__Directions__: Work out how many lines hold the string "screenshot". The answer is a single number, nothing more.

__Working data__:
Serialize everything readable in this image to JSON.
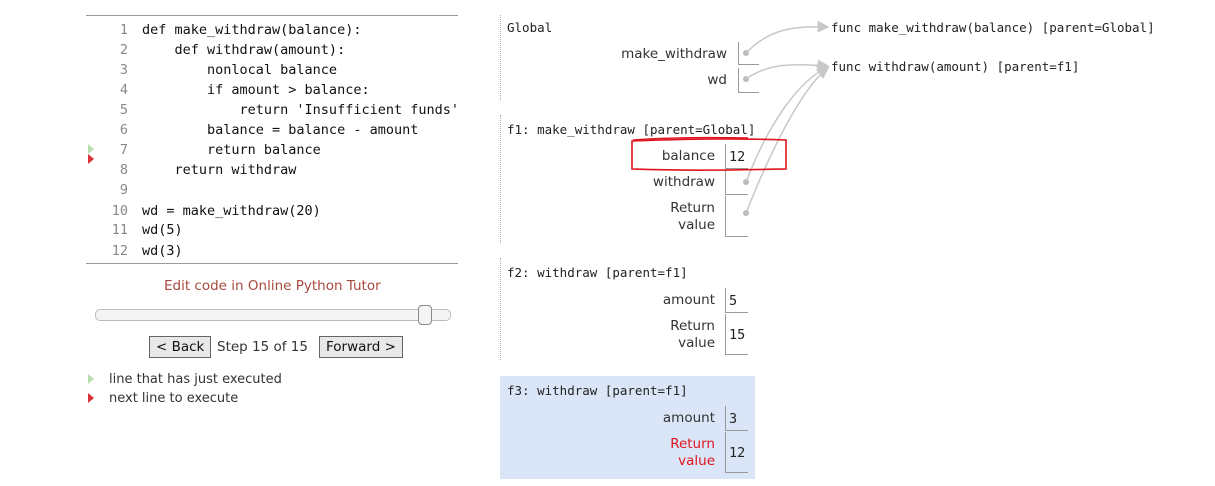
{
  "code": {
    "lines": [
      {
        "num": "1",
        "text": "def make_withdraw(balance):"
      },
      {
        "num": "2",
        "text": "    def withdraw(amount):"
      },
      {
        "num": "3",
        "text": "        nonlocal balance"
      },
      {
        "num": "4",
        "text": "        if amount > balance:"
      },
      {
        "num": "5",
        "text": "            return 'Insufficient funds'"
      },
      {
        "num": "6",
        "text": "        balance = balance - amount"
      },
      {
        "num": "7",
        "text": "        return balance"
      },
      {
        "num": "8",
        "text": "    return withdraw"
      },
      {
        "num": "9",
        "text": ""
      },
      {
        "num": "10",
        "text": "wd = make_withdraw(20)"
      },
      {
        "num": "11",
        "text": "wd(5)"
      },
      {
        "num": "12",
        "text": "wd(3)"
      }
    ]
  },
  "controls": {
    "edit_link": "Edit code in Online Python Tutor",
    "back_label": "< Back",
    "step_text": "Step 15 of 15",
    "forward_label": "Forward >",
    "slider_fraction": 1.0
  },
  "legend": {
    "just_executed": "line that has just executed",
    "next_line": "next line to execute"
  },
  "frames": {
    "global": {
      "title": "Global",
      "vars": [
        {
          "name": "make_withdraw",
          "value": ""
        },
        {
          "name": "wd",
          "value": ""
        }
      ]
    },
    "f1": {
      "title": "f1: make_withdraw [parent=Global]",
      "vars": [
        {
          "name": "balance",
          "value": "12"
        },
        {
          "name": "withdraw",
          "value": ""
        },
        {
          "name": "Return value",
          "value": ""
        }
      ]
    },
    "f2": {
      "title": "f2: withdraw [parent=f1]",
      "vars": [
        {
          "name": "amount",
          "value": "5"
        },
        {
          "name": "Return value",
          "value": "15"
        }
      ]
    },
    "f3": {
      "title": "f3: withdraw [parent=f1]",
      "vars": [
        {
          "name": "amount",
          "value": "3"
        },
        {
          "name": "Return value",
          "value": "12"
        }
      ]
    }
  },
  "objects": {
    "func1": "func make_withdraw(balance) [parent=Global]",
    "func2": "func withdraw(amount) [parent=f1]"
  },
  "colors": {
    "highlight_frame": "#dae6f7",
    "annotation_red": "#e0141e",
    "return_value_red": "#e0141e",
    "edit_link": "#a7493e"
  }
}
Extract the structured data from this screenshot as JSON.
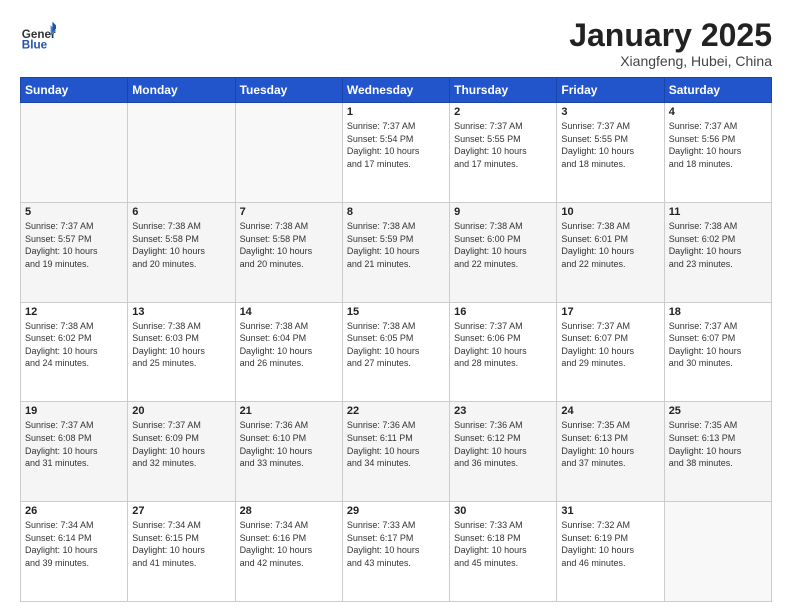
{
  "logo": {
    "general": "General",
    "blue": "Blue"
  },
  "header": {
    "title": "January 2025",
    "subtitle": "Xiangfeng, Hubei, China"
  },
  "weekdays": [
    "Sunday",
    "Monday",
    "Tuesday",
    "Wednesday",
    "Thursday",
    "Friday",
    "Saturday"
  ],
  "weeks": [
    [
      {
        "day": "",
        "info": ""
      },
      {
        "day": "",
        "info": ""
      },
      {
        "day": "",
        "info": ""
      },
      {
        "day": "1",
        "info": "Sunrise: 7:37 AM\nSunset: 5:54 PM\nDaylight: 10 hours\nand 17 minutes."
      },
      {
        "day": "2",
        "info": "Sunrise: 7:37 AM\nSunset: 5:55 PM\nDaylight: 10 hours\nand 17 minutes."
      },
      {
        "day": "3",
        "info": "Sunrise: 7:37 AM\nSunset: 5:55 PM\nDaylight: 10 hours\nand 18 minutes."
      },
      {
        "day": "4",
        "info": "Sunrise: 7:37 AM\nSunset: 5:56 PM\nDaylight: 10 hours\nand 18 minutes."
      }
    ],
    [
      {
        "day": "5",
        "info": "Sunrise: 7:37 AM\nSunset: 5:57 PM\nDaylight: 10 hours\nand 19 minutes."
      },
      {
        "day": "6",
        "info": "Sunrise: 7:38 AM\nSunset: 5:58 PM\nDaylight: 10 hours\nand 20 minutes."
      },
      {
        "day": "7",
        "info": "Sunrise: 7:38 AM\nSunset: 5:58 PM\nDaylight: 10 hours\nand 20 minutes."
      },
      {
        "day": "8",
        "info": "Sunrise: 7:38 AM\nSunset: 5:59 PM\nDaylight: 10 hours\nand 21 minutes."
      },
      {
        "day": "9",
        "info": "Sunrise: 7:38 AM\nSunset: 6:00 PM\nDaylight: 10 hours\nand 22 minutes."
      },
      {
        "day": "10",
        "info": "Sunrise: 7:38 AM\nSunset: 6:01 PM\nDaylight: 10 hours\nand 22 minutes."
      },
      {
        "day": "11",
        "info": "Sunrise: 7:38 AM\nSunset: 6:02 PM\nDaylight: 10 hours\nand 23 minutes."
      }
    ],
    [
      {
        "day": "12",
        "info": "Sunrise: 7:38 AM\nSunset: 6:02 PM\nDaylight: 10 hours\nand 24 minutes."
      },
      {
        "day": "13",
        "info": "Sunrise: 7:38 AM\nSunset: 6:03 PM\nDaylight: 10 hours\nand 25 minutes."
      },
      {
        "day": "14",
        "info": "Sunrise: 7:38 AM\nSunset: 6:04 PM\nDaylight: 10 hours\nand 26 minutes."
      },
      {
        "day": "15",
        "info": "Sunrise: 7:38 AM\nSunset: 6:05 PM\nDaylight: 10 hours\nand 27 minutes."
      },
      {
        "day": "16",
        "info": "Sunrise: 7:37 AM\nSunset: 6:06 PM\nDaylight: 10 hours\nand 28 minutes."
      },
      {
        "day": "17",
        "info": "Sunrise: 7:37 AM\nSunset: 6:07 PM\nDaylight: 10 hours\nand 29 minutes."
      },
      {
        "day": "18",
        "info": "Sunrise: 7:37 AM\nSunset: 6:07 PM\nDaylight: 10 hours\nand 30 minutes."
      }
    ],
    [
      {
        "day": "19",
        "info": "Sunrise: 7:37 AM\nSunset: 6:08 PM\nDaylight: 10 hours\nand 31 minutes."
      },
      {
        "day": "20",
        "info": "Sunrise: 7:37 AM\nSunset: 6:09 PM\nDaylight: 10 hours\nand 32 minutes."
      },
      {
        "day": "21",
        "info": "Sunrise: 7:36 AM\nSunset: 6:10 PM\nDaylight: 10 hours\nand 33 minutes."
      },
      {
        "day": "22",
        "info": "Sunrise: 7:36 AM\nSunset: 6:11 PM\nDaylight: 10 hours\nand 34 minutes."
      },
      {
        "day": "23",
        "info": "Sunrise: 7:36 AM\nSunset: 6:12 PM\nDaylight: 10 hours\nand 36 minutes."
      },
      {
        "day": "24",
        "info": "Sunrise: 7:35 AM\nSunset: 6:13 PM\nDaylight: 10 hours\nand 37 minutes."
      },
      {
        "day": "25",
        "info": "Sunrise: 7:35 AM\nSunset: 6:13 PM\nDaylight: 10 hours\nand 38 minutes."
      }
    ],
    [
      {
        "day": "26",
        "info": "Sunrise: 7:34 AM\nSunset: 6:14 PM\nDaylight: 10 hours\nand 39 minutes."
      },
      {
        "day": "27",
        "info": "Sunrise: 7:34 AM\nSunset: 6:15 PM\nDaylight: 10 hours\nand 41 minutes."
      },
      {
        "day": "28",
        "info": "Sunrise: 7:34 AM\nSunset: 6:16 PM\nDaylight: 10 hours\nand 42 minutes."
      },
      {
        "day": "29",
        "info": "Sunrise: 7:33 AM\nSunset: 6:17 PM\nDaylight: 10 hours\nand 43 minutes."
      },
      {
        "day": "30",
        "info": "Sunrise: 7:33 AM\nSunset: 6:18 PM\nDaylight: 10 hours\nand 45 minutes."
      },
      {
        "day": "31",
        "info": "Sunrise: 7:32 AM\nSunset: 6:19 PM\nDaylight: 10 hours\nand 46 minutes."
      },
      {
        "day": "",
        "info": ""
      }
    ]
  ]
}
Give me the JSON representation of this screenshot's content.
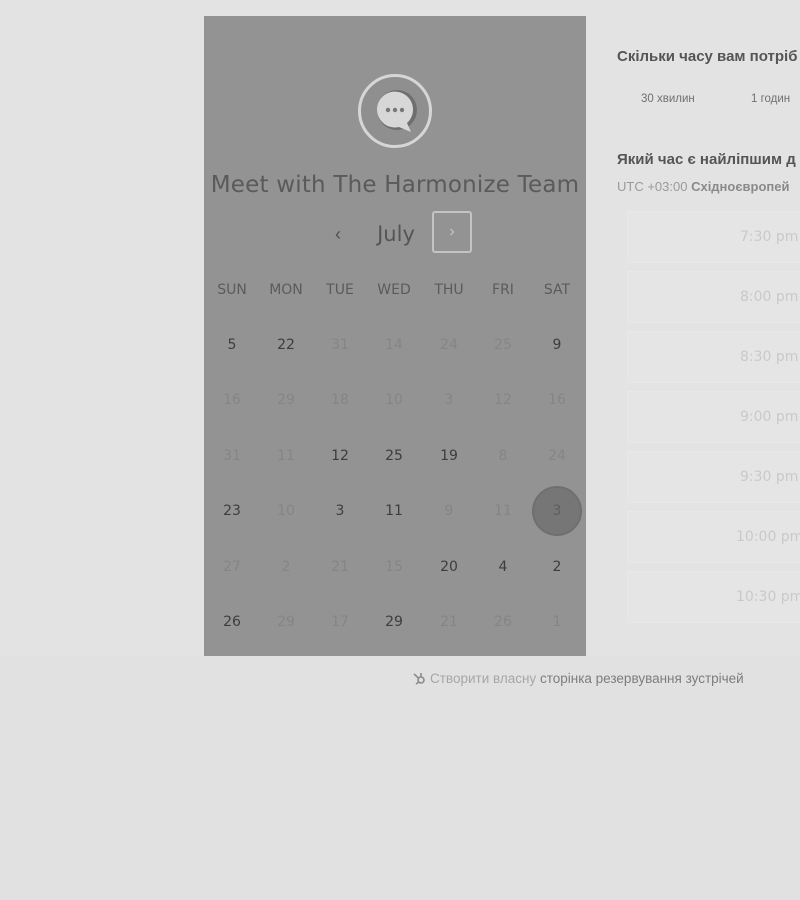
{
  "calendar": {
    "avatar_icon": "chat-bubble-icon",
    "title": "Meet with The Harmonize Team",
    "month": "July",
    "prev_icon": "‹",
    "next_icon": "›",
    "weekdays": [
      "SUN",
      "MON",
      "TUE",
      "WED",
      "THU",
      "FRI",
      "SAT"
    ],
    "weeks": [
      [
        {
          "d": "5",
          "on": true
        },
        {
          "d": "22",
          "on": true
        },
        {
          "d": "31",
          "on": false
        },
        {
          "d": "14",
          "on": false
        },
        {
          "d": "24",
          "on": false
        },
        {
          "d": "25",
          "on": false
        },
        {
          "d": "9",
          "on": true
        }
      ],
      [
        {
          "d": "16",
          "on": false
        },
        {
          "d": "29",
          "on": false
        },
        {
          "d": "18",
          "on": false
        },
        {
          "d": "10",
          "on": false
        },
        {
          "d": "3",
          "on": false
        },
        {
          "d": "12",
          "on": false
        },
        {
          "d": "16",
          "on": false
        }
      ],
      [
        {
          "d": "31",
          "on": false
        },
        {
          "d": "11",
          "on": false
        },
        {
          "d": "12",
          "on": true
        },
        {
          "d": "25",
          "on": true
        },
        {
          "d": "19",
          "on": true
        },
        {
          "d": "8",
          "on": false
        },
        {
          "d": "24",
          "on": false
        }
      ],
      [
        {
          "d": "23",
          "on": true
        },
        {
          "d": "10",
          "on": false
        },
        {
          "d": "3",
          "on": true
        },
        {
          "d": "11",
          "on": true
        },
        {
          "d": "9",
          "on": false
        },
        {
          "d": "11",
          "on": false
        },
        {
          "d": "3",
          "on": true,
          "selected": true
        }
      ],
      [
        {
          "d": "27",
          "on": false
        },
        {
          "d": "2",
          "on": false
        },
        {
          "d": "21",
          "on": false
        },
        {
          "d": "15",
          "on": false
        },
        {
          "d": "20",
          "on": true
        },
        {
          "d": "4",
          "on": true
        },
        {
          "d": "2",
          "on": true
        }
      ],
      [
        {
          "d": "26",
          "on": true
        },
        {
          "d": "29",
          "on": false
        },
        {
          "d": "17",
          "on": false
        },
        {
          "d": "29",
          "on": true
        },
        {
          "d": "21",
          "on": false
        },
        {
          "d": "26",
          "on": false
        },
        {
          "d": "1",
          "on": false
        }
      ]
    ]
  },
  "duration": {
    "question": "Скільки часу вам потріб",
    "options": [
      "30 хвилин",
      "1 годин"
    ]
  },
  "time": {
    "question": "Який час є найліпшим д",
    "tz_offset": "UTC +03:00",
    "tz_name": "Східноєвропей",
    "slots": [
      "7:30 pm",
      "8:00 pm",
      "8:30 pm",
      "9:00 pm",
      "9:30 pm",
      "10:00 pm",
      "10:30 pm"
    ]
  },
  "footer": {
    "icon": "hubspot-sprocket-icon",
    "prefix": "Створити власну",
    "link": "сторінка резервування зустрічей"
  }
}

__Written response__: 2